Set down every record once more, exactly as given.
---- RECORD LIST
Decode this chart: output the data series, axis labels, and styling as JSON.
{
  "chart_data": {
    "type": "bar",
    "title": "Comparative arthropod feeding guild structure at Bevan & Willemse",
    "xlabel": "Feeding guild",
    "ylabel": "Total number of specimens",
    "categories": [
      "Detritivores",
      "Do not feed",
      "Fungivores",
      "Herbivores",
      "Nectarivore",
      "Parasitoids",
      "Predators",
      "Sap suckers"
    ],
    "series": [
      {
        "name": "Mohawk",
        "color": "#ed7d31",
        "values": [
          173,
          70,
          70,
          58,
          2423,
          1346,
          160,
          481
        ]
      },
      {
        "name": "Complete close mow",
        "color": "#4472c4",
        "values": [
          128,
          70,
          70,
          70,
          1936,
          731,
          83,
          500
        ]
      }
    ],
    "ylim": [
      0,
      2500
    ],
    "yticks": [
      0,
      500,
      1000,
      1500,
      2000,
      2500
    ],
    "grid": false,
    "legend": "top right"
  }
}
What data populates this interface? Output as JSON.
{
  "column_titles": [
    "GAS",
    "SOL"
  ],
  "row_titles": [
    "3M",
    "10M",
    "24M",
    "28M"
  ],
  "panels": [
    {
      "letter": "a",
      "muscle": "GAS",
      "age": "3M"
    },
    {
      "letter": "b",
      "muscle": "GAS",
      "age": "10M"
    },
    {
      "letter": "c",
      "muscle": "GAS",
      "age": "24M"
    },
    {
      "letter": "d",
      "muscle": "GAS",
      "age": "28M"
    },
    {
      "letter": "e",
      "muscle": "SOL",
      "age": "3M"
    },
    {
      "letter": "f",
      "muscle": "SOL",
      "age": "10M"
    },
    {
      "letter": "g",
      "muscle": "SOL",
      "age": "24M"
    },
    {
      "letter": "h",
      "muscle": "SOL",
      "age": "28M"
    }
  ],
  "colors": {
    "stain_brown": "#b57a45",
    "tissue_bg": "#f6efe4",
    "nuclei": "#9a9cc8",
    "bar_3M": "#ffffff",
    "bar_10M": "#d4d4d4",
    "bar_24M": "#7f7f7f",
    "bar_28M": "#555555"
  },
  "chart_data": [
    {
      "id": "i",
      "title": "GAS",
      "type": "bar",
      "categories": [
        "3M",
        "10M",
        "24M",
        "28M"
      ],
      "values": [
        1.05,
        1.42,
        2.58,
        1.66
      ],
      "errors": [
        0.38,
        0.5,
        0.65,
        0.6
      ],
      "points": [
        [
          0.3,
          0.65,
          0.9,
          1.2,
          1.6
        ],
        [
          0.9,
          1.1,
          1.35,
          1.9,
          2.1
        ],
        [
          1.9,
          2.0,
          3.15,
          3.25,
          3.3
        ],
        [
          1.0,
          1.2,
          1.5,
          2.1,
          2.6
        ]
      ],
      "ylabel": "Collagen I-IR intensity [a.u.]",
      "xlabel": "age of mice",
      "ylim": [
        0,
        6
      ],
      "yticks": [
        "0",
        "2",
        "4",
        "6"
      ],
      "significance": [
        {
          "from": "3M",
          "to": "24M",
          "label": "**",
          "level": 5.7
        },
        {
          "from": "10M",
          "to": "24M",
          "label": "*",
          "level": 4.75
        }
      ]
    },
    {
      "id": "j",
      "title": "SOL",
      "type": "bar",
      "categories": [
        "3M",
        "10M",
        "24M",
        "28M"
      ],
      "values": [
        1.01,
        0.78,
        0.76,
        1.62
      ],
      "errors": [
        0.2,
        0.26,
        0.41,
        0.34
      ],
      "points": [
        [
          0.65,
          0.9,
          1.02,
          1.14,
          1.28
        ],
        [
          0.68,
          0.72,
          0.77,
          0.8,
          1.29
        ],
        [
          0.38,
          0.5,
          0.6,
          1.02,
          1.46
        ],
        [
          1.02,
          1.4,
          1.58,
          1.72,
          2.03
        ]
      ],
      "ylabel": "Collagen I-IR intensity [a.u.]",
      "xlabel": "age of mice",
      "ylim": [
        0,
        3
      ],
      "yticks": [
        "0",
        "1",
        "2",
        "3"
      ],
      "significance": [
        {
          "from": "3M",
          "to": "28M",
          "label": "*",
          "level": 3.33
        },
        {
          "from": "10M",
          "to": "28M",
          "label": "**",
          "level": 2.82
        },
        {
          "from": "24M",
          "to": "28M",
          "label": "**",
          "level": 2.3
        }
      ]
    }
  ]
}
--------
### RESULT OF THE TASK
Decode this chart: output the data series, axis labels, and styling as JSON.
{
  "chart_data": {
    "type": "bar",
    "title": "Comparative arthropod feeding guild structure at Bevan & Willemse",
    "xlabel": "Feeding guild",
    "ylabel": "Total number of specimens",
    "categories": [
      "Detritivores",
      "Do not feed",
      "Fungivores",
      "Herbivores",
      "Nectarivore",
      "Parasitoids",
      "Predators",
      "Sap suckers"
    ],
    "series": [
      {
        "name": "Mohawk",
        "color": "#ed7d31",
        "values": [
          173,
          70,
          70,
          58,
          2423,
          1346,
          160,
          481
        ]
      },
      {
        "name": "Complete close mow",
        "color": "#4472c4",
        "values": [
          128,
          70,
          70,
          70,
          1936,
          731,
          83,
          500
        ]
      }
    ],
    "ylim": [
      0,
      2500
    ],
    "yticks": [
      0,
      500,
      1000,
      1500,
      2000,
      2500
    ],
    "grid": false,
    "legend": "top right"
  }
}
What data populates this interface? Output as JSON.
{
  "column_titles": [
    "GAS",
    "SOL"
  ],
  "row_titles": [
    "3M",
    "10M",
    "24M",
    "28M"
  ],
  "panels": [
    {
      "letter": "a",
      "muscle": "GAS",
      "age": "3M"
    },
    {
      "letter": "b",
      "muscle": "GAS",
      "age": "10M"
    },
    {
      "letter": "c",
      "muscle": "GAS",
      "age": "24M"
    },
    {
      "letter": "d",
      "muscle": "GAS",
      "age": "28M"
    },
    {
      "letter": "e",
      "muscle": "SOL",
      "age": "3M"
    },
    {
      "letter": "f",
      "muscle": "SOL",
      "age": "10M"
    },
    {
      "letter": "g",
      "muscle": "SOL",
      "age": "24M"
    },
    {
      "letter": "h",
      "muscle": "SOL",
      "age": "28M"
    }
  ],
  "colors": {
    "stain_brown": "#b57a45",
    "tissue_bg": "#f6efe4",
    "nuclei": "#9a9cc8",
    "bar_3M": "#ffffff",
    "bar_10M": "#d4d4d4",
    "bar_24M": "#7f7f7f",
    "bar_28M": "#555555"
  },
  "chart_data": [
    {
      "id": "i",
      "title": "GAS",
      "type": "bar",
      "categories": [
        "3M",
        "10M",
        "24M",
        "28M"
      ],
      "values": [
        1.05,
        1.42,
        2.58,
        1.66
      ],
      "errors": [
        0.38,
        0.5,
        0.65,
        0.6
      ],
      "points": [
        [
          0.3,
          0.65,
          0.9,
          1.2,
          1.6
        ],
        [
          0.9,
          1.1,
          1.35,
          1.9,
          2.1
        ],
        [
          1.9,
          2.0,
          3.15,
          3.25,
          3.3
        ],
        [
          1.0,
          1.2,
          1.5,
          2.1,
          2.6
        ]
      ],
      "ylabel": "Collagen I-IR intensity [a.u.]",
      "xlabel": "age of mice",
      "ylim": [
        0,
        6
      ],
      "yticks": [
        "0",
        "2",
        "4",
        "6"
      ],
      "significance": [
        {
          "from": "3M",
          "to": "24M",
          "label": "**",
          "level": 5.7
        },
        {
          "from": "10M",
          "to": "24M",
          "label": "*",
          "level": 4.75
        }
      ]
    },
    {
      "id": "j",
      "title": "SOL",
      "type": "bar",
      "categories": [
        "3M",
        "10M",
        "24M",
        "28M"
      ],
      "values": [
        1.01,
        0.78,
        0.76,
        1.62
      ],
      "errors": [
        0.2,
        0.26,
        0.41,
        0.34
      ],
      "points": [
        [
          0.65,
          0.9,
          1.02,
          1.14,
          1.28
        ],
        [
          0.68,
          0.72,
          0.77,
          0.8,
          1.29
        ],
        [
          0.38,
          0.5,
          0.6,
          1.02,
          1.46
        ],
        [
          1.02,
          1.4,
          1.58,
          1.72,
          2.03
        ]
      ],
      "ylabel": "Collagen I-IR intensity [a.u.]",
      "xlabel": "age of mice",
      "ylim": [
        0,
        3
      ],
      "yticks": [
        "0",
        "1",
        "2",
        "3"
      ],
      "significance": [
        {
          "from": "3M",
          "to": "28M",
          "label": "*",
          "level": 3.33
        },
        {
          "from": "10M",
          "to": "28M",
          "label": "**",
          "level": 2.82
        },
        {
          "from": "24M",
          "to": "28M",
          "label": "**",
          "level": 2.3
        }
      ]
    }
  ]
}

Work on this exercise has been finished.